• [WHAT TO WORK ON]
Identify the lines that contain the word "komplexen" and copy each one.
--------------------------------------------------
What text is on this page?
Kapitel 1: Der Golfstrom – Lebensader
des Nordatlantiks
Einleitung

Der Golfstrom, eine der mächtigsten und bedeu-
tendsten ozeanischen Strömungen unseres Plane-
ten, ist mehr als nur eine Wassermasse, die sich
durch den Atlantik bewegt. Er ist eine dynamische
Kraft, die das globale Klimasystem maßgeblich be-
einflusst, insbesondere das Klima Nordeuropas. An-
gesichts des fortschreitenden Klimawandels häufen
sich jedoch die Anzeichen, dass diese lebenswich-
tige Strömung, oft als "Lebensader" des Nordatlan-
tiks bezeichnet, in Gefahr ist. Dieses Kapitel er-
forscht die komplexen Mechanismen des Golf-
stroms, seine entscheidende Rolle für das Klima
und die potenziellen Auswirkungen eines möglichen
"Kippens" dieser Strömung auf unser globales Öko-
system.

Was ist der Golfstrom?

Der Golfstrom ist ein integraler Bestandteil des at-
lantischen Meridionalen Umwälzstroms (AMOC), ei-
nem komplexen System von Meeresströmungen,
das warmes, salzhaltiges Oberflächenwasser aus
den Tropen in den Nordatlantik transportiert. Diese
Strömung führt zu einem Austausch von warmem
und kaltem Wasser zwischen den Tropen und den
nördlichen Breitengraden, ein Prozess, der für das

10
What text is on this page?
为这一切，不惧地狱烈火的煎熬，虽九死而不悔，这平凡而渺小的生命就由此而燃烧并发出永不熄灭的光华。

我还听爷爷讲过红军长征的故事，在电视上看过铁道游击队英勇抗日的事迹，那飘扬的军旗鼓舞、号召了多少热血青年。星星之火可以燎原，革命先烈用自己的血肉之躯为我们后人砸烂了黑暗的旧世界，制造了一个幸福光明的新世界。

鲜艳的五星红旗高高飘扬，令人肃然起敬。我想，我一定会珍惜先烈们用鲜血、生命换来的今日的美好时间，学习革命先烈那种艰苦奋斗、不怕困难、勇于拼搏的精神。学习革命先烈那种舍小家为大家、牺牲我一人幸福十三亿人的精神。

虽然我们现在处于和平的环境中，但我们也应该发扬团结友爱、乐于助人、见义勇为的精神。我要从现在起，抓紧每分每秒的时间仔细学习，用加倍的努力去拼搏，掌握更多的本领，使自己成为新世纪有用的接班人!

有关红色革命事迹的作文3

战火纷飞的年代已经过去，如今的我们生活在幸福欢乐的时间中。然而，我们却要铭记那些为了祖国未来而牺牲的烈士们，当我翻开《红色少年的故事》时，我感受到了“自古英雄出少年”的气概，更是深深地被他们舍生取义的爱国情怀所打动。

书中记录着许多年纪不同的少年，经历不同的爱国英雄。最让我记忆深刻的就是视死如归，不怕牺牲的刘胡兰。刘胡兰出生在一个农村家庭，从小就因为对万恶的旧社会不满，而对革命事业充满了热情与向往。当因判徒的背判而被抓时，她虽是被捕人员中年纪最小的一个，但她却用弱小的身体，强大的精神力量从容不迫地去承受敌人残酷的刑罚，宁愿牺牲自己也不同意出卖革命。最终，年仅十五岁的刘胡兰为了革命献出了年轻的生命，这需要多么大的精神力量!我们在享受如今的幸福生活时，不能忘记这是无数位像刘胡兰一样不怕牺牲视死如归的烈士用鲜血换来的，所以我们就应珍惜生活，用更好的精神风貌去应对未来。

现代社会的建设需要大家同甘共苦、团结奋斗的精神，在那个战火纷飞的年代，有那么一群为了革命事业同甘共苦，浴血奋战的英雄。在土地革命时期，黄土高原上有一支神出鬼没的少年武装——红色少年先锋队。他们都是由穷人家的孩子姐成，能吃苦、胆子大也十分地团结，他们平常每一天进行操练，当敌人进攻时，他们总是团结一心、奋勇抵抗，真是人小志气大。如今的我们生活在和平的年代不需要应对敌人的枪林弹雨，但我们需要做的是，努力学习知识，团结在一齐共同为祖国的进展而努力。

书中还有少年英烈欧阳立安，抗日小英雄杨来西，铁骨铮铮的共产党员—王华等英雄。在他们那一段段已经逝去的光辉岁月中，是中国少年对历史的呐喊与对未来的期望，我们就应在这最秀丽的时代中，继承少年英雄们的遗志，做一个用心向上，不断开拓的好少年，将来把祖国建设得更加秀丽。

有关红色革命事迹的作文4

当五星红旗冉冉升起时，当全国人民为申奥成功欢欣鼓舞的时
--------------------------------------------------
• [EXERCISE OUTPUT]
forscht die komplexen Mechanismen des Golf-
nem komplexen System von Meeresströmungen,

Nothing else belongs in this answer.